# start of TEXT

Intellectual Property Investigations
This article serves to provide guidelines for the conduct of intellectual property (IP) investigations.
What is Intellectual Property?
“Intellectual Property” is a term, a collective reference of sorts, which encompasses four main types of intangible assets: copyrights, trademarks, patents, and trade secrets.
This image is a derivative of “Copyright, Patent, or Trademark?“
by BusinessSarah used under CC 2.0, and it is licensed under CC 2.0 by D.K.
The Digital Millennium Copyright Act
According to this law, eight broad categories of works qualify for copyright protection:
- Literary works (software falls under this category; however, only its visual representation is protected – i.e., the source code – and not the ideas or processes)
- Musical works
- Dramatic works
- Pantomimes and choreographic works
- Pictorial, graphical, and sculptural works
- Motion pictures and other audiovisual works
- Sound recordings
- Architectural works
“Definition of Copyright” by
NY – http://nyphotographic.com/ / CC BY-SA 3.0
Although there is a formal procedure to obtain copyright that goes through registration with the U.S. Copyright Office, the copyright as a right arises the very moment the work is created. Consequently, if you can prove in court that you are the author of a work, then you will be copyright protected. Nevertheless, exceptions do exist; for instance, a work is deemed “for hire” when is created by an employee for his employer during the working hours of the former.

# end of TEXT
# start of DATASET EXCERPTS

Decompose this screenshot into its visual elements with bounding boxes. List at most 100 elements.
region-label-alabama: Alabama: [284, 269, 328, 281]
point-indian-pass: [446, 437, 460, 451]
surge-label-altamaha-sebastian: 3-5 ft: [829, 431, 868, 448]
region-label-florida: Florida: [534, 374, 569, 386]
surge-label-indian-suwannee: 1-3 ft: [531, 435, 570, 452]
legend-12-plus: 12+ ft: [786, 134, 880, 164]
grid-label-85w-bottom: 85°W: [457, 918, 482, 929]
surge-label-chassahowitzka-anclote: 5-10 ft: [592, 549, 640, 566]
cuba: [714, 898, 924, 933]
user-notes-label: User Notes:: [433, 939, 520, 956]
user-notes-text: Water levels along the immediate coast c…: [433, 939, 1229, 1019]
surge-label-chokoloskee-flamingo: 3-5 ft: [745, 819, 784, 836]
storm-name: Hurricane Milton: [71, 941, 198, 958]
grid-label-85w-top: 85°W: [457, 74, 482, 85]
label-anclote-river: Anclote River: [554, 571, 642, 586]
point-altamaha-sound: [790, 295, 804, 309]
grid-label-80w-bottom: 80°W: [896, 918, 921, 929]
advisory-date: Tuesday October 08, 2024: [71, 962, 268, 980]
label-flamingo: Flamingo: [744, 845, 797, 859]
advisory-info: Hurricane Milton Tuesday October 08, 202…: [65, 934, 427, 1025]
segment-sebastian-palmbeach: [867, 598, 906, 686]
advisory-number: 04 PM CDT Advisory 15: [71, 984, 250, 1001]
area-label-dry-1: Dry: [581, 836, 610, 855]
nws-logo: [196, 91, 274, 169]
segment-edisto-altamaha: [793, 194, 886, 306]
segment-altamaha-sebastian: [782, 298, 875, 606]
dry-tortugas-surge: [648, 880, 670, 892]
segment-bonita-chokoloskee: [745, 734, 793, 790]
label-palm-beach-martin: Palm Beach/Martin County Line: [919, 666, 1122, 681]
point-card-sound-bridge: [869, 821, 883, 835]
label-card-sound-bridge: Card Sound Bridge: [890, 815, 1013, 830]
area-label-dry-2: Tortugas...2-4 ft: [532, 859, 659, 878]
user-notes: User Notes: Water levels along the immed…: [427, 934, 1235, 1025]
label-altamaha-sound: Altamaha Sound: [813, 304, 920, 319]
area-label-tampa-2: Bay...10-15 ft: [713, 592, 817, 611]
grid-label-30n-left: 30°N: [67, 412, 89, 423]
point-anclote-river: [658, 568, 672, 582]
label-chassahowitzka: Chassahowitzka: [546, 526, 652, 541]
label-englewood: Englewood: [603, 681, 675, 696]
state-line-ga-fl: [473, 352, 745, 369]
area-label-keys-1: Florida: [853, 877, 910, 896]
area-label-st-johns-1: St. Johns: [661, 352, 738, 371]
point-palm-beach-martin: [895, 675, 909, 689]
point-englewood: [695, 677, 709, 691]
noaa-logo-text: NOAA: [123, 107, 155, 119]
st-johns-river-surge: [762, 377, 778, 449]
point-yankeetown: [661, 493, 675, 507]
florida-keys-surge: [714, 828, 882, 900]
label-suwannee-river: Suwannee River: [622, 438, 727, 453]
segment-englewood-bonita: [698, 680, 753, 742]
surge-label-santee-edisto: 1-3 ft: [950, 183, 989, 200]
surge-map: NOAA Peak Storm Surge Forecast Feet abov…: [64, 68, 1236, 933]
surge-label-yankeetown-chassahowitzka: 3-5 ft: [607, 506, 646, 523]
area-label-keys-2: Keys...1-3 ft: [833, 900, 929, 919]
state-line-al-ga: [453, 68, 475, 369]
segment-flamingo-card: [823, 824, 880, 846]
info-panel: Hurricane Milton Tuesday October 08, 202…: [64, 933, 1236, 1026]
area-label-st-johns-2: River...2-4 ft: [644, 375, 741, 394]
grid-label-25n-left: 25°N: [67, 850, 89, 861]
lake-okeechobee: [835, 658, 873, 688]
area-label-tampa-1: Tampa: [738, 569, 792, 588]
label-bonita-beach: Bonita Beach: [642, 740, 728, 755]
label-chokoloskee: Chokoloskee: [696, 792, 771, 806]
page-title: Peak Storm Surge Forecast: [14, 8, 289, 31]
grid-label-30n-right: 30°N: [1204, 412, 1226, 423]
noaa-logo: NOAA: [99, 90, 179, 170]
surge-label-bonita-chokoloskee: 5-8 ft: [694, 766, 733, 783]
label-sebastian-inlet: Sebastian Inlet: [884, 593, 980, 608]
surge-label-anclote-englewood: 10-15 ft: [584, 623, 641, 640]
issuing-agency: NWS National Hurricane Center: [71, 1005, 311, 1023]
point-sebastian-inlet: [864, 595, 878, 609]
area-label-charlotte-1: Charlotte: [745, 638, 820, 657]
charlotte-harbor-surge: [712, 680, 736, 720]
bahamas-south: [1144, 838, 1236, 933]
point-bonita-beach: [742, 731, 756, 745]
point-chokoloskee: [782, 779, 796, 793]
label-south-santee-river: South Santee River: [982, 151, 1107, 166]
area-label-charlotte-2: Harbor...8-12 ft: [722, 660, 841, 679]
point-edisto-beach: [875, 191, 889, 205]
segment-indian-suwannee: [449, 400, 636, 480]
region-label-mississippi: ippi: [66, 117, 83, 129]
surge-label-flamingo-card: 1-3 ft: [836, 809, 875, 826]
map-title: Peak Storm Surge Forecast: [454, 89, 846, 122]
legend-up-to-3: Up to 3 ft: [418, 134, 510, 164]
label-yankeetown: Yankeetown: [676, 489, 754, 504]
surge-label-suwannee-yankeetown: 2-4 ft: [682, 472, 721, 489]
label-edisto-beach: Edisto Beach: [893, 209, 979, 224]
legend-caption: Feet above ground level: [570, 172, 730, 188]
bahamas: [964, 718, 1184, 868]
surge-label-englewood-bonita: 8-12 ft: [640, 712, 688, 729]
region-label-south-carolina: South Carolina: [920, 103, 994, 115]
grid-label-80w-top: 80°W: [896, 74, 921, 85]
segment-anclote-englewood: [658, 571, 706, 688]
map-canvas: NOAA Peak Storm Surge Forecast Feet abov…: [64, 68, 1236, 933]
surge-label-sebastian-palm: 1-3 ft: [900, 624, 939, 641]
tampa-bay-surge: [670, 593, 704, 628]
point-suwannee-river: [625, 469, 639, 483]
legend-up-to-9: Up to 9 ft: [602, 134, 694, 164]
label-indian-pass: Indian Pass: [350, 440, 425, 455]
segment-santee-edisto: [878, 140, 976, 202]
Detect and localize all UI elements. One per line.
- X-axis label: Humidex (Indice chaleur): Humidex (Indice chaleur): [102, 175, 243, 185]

# end of DATASET EXCERPTS

■ **INSTRUCTIONS**
A - Quote the intellectual property article between "This image is" and "ideas or processes)", inclusive.
B - Condense the paragraph of the intellectual property article that begins "Although there is a formal procedure" into a short bulleted list that keeps its main facts.

■ **TASK ANSWERS**
A -
This image is a derivative of “Copyright, Patent, or Trademark?“
by BusinessSarah used under CC 2.0, and it is licensed under CC 2.0 by D.K.
The Digital Millennium Copyright Act
According to this law, eight broad categories of works qualify for copyright protection:
- Literary works (software falls under this category; however, only its visual representation is protected – i.e., the source code – and not the ideas or processes)

B -
- Copyright can be formally obtained by registering with the U.S. Copyright Office.
- The right itself arises the moment a work is created.
- Anyone who can prove in court that they authored a work is therefore copyright protected.
- Exceptions exist: a work created by an employee for an employer during the employee's working hours is deemed "for hire."